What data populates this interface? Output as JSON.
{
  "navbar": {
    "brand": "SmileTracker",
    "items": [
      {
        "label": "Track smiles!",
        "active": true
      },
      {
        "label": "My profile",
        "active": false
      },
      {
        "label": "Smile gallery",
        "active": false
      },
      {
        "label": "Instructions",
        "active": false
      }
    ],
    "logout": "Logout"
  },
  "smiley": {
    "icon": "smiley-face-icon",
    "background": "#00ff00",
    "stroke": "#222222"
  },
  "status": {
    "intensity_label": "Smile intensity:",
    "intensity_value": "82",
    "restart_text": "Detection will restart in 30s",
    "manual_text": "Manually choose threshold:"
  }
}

**The problem**
Print the whole listing again, exactly.

**Response for this exercise**
What data populates this interface? Output as JSON.
{
  "navbar": {
    "brand": "SmileTracker",
    "items": [
      {
        "label": "Track smiles!",
        "active": true
      },
      {
        "label": "My profile",
        "active": false
      },
      {
        "label": "Smile gallery",
        "active": false
      },
      {
        "label": "Instructions",
        "active": false
      }
    ],
    "logout": "Logout"
  },
  "smiley": {
    "icon": "smiley-face-icon",
    "background": "#00ff00",
    "stroke": "#222222"
  },
  "status": {
    "intensity_label": "Smile intensity:",
    "intensity_value": "82",
    "restart_text": "Detection will restart in 30s",
    "manual_text": "Manually choose threshold:"
  }
}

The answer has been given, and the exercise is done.